:: What the exercise asks ::
Leave out the pictures and repeat everything else in the records exactly.
┌─ Exercise materials
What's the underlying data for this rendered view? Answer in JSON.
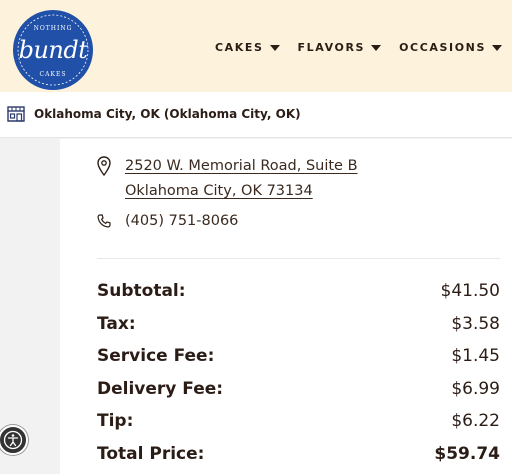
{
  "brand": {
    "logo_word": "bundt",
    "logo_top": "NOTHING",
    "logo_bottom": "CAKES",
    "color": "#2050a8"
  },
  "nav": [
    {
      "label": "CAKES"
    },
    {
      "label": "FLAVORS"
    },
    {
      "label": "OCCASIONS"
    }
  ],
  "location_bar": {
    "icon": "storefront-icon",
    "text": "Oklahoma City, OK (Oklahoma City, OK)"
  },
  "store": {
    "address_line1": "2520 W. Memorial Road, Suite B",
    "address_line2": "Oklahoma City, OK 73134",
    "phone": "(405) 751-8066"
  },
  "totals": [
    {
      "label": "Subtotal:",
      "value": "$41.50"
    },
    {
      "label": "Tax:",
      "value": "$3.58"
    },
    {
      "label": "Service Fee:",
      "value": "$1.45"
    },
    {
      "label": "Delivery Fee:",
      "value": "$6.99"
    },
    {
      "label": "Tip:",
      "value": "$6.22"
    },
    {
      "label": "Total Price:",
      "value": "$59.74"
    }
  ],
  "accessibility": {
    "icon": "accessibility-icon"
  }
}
└─
:: Result below ::
What's the underlying data for this rendered view? Answer in JSON.
{
  "brand": {
    "logo_word": "bundt",
    "logo_top": "NOTHING",
    "logo_bottom": "CAKES",
    "color": "#2050a8"
  },
  "nav": [
    {
      "label": "CAKES"
    },
    {
      "label": "FLAVORS"
    },
    {
      "label": "OCCASIONS"
    }
  ],
  "location_bar": {
    "icon": "storefront-icon",
    "text": "Oklahoma City, OK (Oklahoma City, OK)"
  },
  "store": {
    "address_line1": "2520 W. Memorial Road, Suite B",
    "address_line2": "Oklahoma City, OK 73134",
    "phone": "(405) 751-8066"
  },
  "totals": [
    {
      "label": "Subtotal:",
      "value": "$41.50"
    },
    {
      "label": "Tax:",
      "value": "$3.58"
    },
    {
      "label": "Service Fee:",
      "value": "$1.45"
    },
    {
      "label": "Delivery Fee:",
      "value": "$6.99"
    },
    {
      "label": "Tip:",
      "value": "$6.22"
    },
    {
      "label": "Total Price:",
      "value": "$59.74"
    }
  ],
  "accessibility": {
    "icon": "accessibility-icon"
  }
}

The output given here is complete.